[INPUT MATERIAL start]

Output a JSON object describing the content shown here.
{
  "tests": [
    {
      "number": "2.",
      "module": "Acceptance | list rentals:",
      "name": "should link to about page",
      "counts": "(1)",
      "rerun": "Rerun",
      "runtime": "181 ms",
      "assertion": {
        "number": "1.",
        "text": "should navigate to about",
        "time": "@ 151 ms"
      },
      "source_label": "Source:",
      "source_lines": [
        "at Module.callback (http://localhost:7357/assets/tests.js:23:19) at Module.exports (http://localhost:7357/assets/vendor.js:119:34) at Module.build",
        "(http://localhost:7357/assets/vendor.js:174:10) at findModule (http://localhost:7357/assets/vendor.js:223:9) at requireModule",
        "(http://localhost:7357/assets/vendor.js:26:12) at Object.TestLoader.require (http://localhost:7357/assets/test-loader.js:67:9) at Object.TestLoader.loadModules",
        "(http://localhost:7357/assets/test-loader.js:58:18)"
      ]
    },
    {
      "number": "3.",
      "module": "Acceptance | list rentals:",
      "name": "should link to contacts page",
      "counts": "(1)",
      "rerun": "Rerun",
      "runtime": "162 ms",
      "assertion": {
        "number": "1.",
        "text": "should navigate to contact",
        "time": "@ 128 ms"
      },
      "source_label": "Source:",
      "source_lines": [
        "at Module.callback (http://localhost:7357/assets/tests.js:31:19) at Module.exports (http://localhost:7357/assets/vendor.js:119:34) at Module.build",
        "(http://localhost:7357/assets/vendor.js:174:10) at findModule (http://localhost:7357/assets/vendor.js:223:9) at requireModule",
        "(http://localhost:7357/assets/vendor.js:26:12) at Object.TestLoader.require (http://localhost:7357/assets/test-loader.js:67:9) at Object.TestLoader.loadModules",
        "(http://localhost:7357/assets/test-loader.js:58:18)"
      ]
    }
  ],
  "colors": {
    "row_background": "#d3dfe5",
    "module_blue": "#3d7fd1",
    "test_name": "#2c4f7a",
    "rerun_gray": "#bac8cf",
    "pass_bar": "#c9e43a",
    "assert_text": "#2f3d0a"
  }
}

[INPUT MATERIAL end]

GIVEN PROBLEM - Look through the listing above. Pick out each line with "navigate" and copy it.

SOLUTION FOR THIS EXERCISE -
        "text": "should navigate to about",
        "text": "should navigate to contact",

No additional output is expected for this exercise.